--- Data supplied ---
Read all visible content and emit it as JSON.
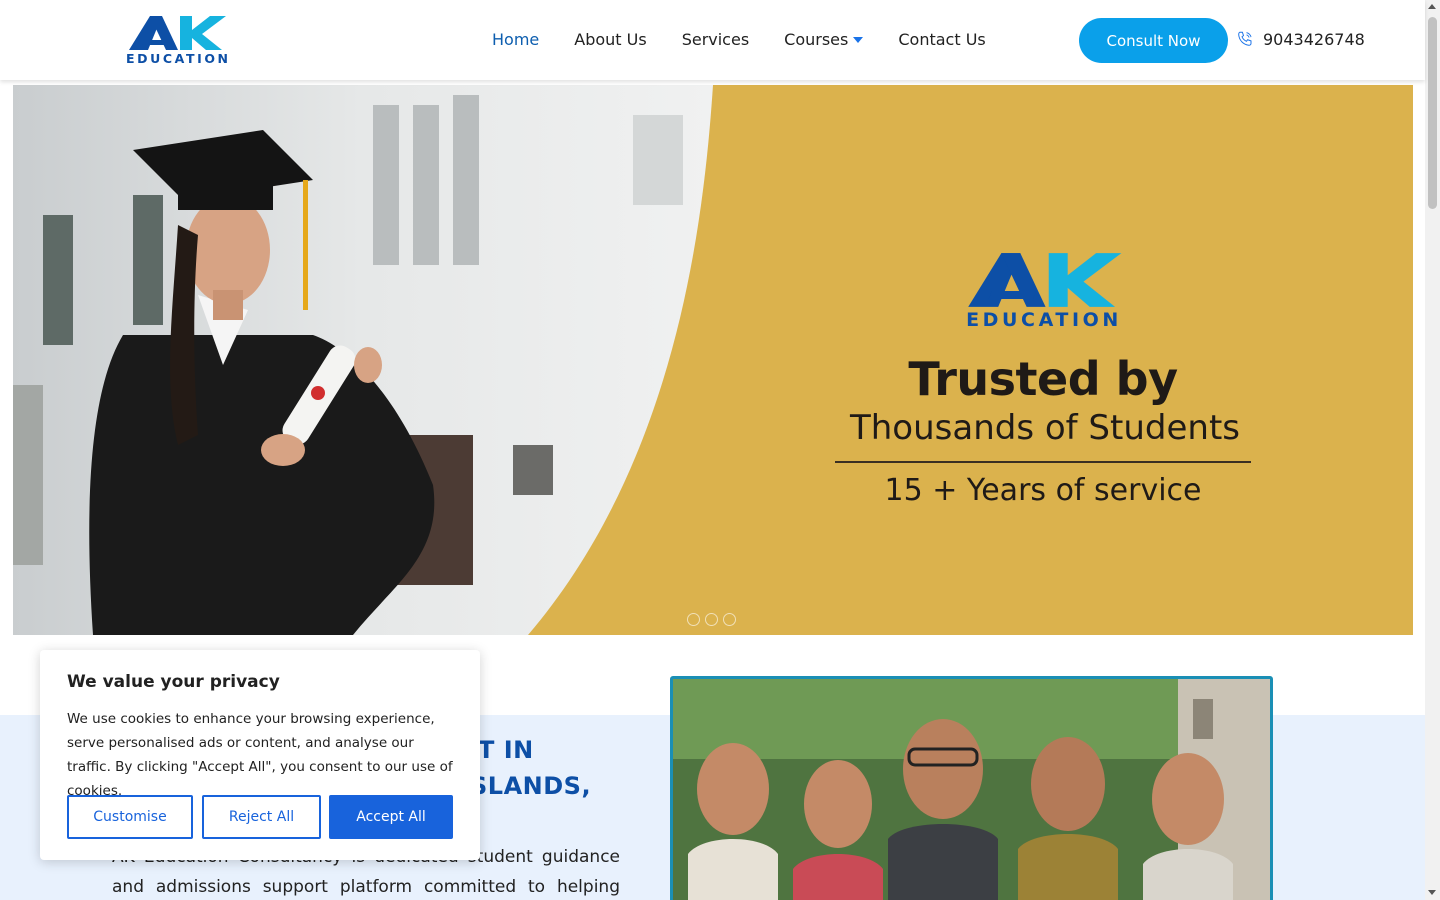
{
  "header": {
    "logo_text": "EDUCATION",
    "nav": [
      {
        "label": "Home",
        "active": true
      },
      {
        "label": "About Us"
      },
      {
        "label": "Services"
      },
      {
        "label": "Courses",
        "dropdown": true
      },
      {
        "label": "Contact Us"
      }
    ],
    "consult_label": "Consult Now",
    "phone": "9043426748",
    "phone_icon": "phone-icon"
  },
  "hero": {
    "logo_text": "EDUCATION",
    "title": "Trusted by",
    "subtitle": "Thousands of Students",
    "years": "15 + Years of service",
    "slides": 3,
    "active_slide": 1
  },
  "about": {
    "heading_line1": "T IN",
    "heading_line2": "SLANDS,",
    "text": "AK Education Consultancy is dedicated student guidance and admissions support platform committed to helping learners"
  },
  "cookie": {
    "title": "We value your privacy",
    "body": "We use cookies to enhance your browsing experience, serve personalised ads or content, and analyse our traffic. By clicking \"Accept All\", you consent to our use of cookies.",
    "customise_label": "Customise",
    "reject_label": "Reject All",
    "accept_label": "Accept All"
  },
  "colors": {
    "brand_blue": "#0d4fa6",
    "consult_blue": "#0aa0ea",
    "hero_gold": "#dbb24d",
    "cookie_blue": "#1863dc",
    "section_bg": "#e8f1fd"
  }
}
---
▶ _Aim of the task_
Transcribe the records verbatim and omit the images.

▶ _Full answer_
Read all visible content and emit it as JSON.
{
  "header": {
    "logo_text": "EDUCATION",
    "nav": [
      {
        "label": "Home",
        "active": true
      },
      {
        "label": "About Us"
      },
      {
        "label": "Services"
      },
      {
        "label": "Courses",
        "dropdown": true
      },
      {
        "label": "Contact Us"
      }
    ],
    "consult_label": "Consult Now",
    "phone": "9043426748",
    "phone_icon": "phone-icon"
  },
  "hero": {
    "logo_text": "EDUCATION",
    "title": "Trusted by",
    "subtitle": "Thousands of Students",
    "years": "15 + Years of service",
    "slides": 3,
    "active_slide": 1
  },
  "about": {
    "heading_line1": "T IN",
    "heading_line2": "SLANDS,",
    "text": "AK Education Consultancy is dedicated student guidance and admissions support platform committed to helping learners"
  },
  "cookie": {
    "title": "We value your privacy",
    "body": "We use cookies to enhance your browsing experience, serve personalised ads or content, and analyse our traffic. By clicking \"Accept All\", you consent to our use of cookies.",
    "customise_label": "Customise",
    "reject_label": "Reject All",
    "accept_label": "Accept All"
  },
  "colors": {
    "brand_blue": "#0d4fa6",
    "consult_blue": "#0aa0ea",
    "hero_gold": "#dbb24d",
    "cookie_blue": "#1863dc",
    "section_bg": "#e8f1fd"
  }
}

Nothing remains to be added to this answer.